-- What you need to do --
Your task is to locate every line holding the string "FLOW" and to copy each of them.
+++ Supplied records
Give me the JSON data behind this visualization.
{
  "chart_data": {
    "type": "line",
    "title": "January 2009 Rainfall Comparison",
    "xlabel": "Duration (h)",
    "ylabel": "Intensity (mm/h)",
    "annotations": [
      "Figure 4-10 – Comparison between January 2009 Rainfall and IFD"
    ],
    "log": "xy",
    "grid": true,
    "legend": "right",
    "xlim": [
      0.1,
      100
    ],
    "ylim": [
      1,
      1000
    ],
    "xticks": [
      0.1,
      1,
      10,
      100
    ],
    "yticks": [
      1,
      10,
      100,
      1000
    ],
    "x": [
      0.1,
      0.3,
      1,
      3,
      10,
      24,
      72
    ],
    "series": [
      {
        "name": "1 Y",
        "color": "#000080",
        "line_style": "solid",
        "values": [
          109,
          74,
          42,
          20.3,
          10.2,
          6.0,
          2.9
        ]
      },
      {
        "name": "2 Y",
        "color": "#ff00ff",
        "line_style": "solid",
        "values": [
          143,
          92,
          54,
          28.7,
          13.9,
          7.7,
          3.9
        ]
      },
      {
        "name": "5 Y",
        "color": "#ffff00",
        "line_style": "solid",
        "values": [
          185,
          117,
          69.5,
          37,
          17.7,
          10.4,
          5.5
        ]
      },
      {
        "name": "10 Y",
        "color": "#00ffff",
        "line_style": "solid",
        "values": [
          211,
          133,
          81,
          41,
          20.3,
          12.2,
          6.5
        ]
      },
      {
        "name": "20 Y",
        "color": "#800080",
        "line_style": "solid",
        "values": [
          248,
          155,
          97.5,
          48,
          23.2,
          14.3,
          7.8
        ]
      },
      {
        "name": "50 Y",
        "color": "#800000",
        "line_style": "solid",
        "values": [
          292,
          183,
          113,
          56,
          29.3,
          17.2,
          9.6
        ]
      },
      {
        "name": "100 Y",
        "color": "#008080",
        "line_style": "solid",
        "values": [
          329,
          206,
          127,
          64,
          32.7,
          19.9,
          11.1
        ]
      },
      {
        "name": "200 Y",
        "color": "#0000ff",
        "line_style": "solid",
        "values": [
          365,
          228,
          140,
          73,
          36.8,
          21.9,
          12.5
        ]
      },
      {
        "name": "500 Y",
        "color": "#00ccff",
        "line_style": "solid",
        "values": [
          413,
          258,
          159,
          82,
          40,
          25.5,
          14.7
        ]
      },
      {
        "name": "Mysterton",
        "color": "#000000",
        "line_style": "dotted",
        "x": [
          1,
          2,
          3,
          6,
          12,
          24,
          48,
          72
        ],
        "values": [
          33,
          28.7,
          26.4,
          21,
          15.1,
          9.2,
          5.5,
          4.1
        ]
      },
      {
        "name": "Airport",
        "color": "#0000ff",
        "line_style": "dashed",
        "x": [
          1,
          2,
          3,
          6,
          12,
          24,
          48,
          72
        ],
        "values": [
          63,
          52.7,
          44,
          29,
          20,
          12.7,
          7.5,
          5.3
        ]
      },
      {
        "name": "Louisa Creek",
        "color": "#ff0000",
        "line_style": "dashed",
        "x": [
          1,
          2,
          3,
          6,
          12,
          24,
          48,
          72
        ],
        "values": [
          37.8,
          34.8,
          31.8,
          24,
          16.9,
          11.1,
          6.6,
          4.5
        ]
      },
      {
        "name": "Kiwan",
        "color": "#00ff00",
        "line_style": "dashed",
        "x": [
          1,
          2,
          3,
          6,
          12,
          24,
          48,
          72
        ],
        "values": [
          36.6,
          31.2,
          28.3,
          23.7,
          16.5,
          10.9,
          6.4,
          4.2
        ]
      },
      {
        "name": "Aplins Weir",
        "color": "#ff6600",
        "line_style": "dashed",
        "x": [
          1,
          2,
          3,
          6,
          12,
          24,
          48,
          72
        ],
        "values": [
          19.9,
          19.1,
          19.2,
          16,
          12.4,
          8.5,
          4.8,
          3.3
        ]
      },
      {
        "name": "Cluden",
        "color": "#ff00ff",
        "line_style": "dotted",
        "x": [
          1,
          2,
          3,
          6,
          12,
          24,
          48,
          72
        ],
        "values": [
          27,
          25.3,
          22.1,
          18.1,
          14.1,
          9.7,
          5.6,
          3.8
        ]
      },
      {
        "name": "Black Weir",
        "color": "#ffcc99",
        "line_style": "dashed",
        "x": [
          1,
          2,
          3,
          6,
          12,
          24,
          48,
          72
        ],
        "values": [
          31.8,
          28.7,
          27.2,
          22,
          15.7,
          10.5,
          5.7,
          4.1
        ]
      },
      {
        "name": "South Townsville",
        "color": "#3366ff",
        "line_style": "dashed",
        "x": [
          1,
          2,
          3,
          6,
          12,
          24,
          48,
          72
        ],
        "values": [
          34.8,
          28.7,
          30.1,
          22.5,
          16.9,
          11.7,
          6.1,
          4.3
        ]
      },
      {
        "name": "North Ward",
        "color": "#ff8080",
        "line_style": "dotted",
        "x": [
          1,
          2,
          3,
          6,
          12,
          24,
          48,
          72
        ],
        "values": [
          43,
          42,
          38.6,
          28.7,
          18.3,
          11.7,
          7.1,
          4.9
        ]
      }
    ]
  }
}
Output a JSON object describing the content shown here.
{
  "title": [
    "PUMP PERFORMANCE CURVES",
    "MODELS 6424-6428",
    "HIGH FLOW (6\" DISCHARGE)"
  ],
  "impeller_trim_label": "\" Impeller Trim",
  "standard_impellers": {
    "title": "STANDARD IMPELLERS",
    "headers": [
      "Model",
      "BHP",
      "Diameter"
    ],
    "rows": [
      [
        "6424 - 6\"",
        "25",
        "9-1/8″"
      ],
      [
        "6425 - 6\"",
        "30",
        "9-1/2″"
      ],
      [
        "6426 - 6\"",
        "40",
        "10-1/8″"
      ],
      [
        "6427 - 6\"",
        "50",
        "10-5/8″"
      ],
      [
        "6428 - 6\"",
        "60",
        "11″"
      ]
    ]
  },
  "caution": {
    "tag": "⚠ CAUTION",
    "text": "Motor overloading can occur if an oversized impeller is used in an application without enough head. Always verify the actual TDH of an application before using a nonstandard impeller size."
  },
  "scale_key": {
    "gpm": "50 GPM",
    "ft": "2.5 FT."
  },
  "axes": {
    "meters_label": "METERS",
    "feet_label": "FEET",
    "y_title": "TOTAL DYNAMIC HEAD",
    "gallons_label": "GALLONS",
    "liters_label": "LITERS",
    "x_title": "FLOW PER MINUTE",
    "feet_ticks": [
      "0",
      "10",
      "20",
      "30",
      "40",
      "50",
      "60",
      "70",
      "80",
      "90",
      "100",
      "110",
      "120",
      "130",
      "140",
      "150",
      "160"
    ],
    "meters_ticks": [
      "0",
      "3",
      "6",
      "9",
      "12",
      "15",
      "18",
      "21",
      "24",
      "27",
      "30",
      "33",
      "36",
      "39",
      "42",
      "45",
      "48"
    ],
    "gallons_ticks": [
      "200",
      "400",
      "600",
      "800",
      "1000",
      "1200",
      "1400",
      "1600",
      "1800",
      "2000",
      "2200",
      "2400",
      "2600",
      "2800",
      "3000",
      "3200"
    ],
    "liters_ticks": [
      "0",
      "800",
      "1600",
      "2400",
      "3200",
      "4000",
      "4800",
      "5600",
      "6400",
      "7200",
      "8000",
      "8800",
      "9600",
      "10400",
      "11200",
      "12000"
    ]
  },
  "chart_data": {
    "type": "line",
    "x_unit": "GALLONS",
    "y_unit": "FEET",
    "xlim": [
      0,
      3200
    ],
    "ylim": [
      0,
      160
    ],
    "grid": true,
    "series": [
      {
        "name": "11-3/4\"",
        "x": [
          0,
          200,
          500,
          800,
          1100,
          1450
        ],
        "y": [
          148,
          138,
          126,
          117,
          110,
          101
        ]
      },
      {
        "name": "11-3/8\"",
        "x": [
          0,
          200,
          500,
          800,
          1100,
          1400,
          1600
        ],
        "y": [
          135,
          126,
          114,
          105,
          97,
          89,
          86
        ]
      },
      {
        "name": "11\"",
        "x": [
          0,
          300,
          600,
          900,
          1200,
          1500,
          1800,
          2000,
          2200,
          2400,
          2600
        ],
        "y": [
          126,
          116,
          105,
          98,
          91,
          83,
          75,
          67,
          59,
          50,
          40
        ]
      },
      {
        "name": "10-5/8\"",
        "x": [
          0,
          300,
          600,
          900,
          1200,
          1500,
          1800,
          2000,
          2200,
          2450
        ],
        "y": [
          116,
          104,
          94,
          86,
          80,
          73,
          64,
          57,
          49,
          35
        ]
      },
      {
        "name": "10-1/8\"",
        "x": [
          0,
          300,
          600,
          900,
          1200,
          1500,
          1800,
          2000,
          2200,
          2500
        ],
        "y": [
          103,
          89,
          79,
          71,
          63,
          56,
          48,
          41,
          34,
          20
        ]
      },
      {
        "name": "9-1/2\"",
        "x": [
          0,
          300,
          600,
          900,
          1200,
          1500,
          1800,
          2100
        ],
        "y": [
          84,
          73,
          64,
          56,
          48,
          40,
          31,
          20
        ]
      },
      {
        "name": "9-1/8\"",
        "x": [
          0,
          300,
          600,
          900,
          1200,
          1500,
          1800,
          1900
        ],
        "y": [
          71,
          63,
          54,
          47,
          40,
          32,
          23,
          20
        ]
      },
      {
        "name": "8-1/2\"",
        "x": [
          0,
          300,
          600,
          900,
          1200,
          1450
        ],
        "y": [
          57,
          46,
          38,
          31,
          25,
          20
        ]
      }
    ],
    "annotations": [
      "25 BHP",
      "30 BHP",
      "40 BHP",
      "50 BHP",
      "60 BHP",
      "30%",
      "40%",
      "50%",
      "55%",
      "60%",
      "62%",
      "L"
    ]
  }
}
++++++
-- The response --
    "HIGH FLOW (6\" DISCHARGE)"
    "x_title": "FLOW PER MINUTE",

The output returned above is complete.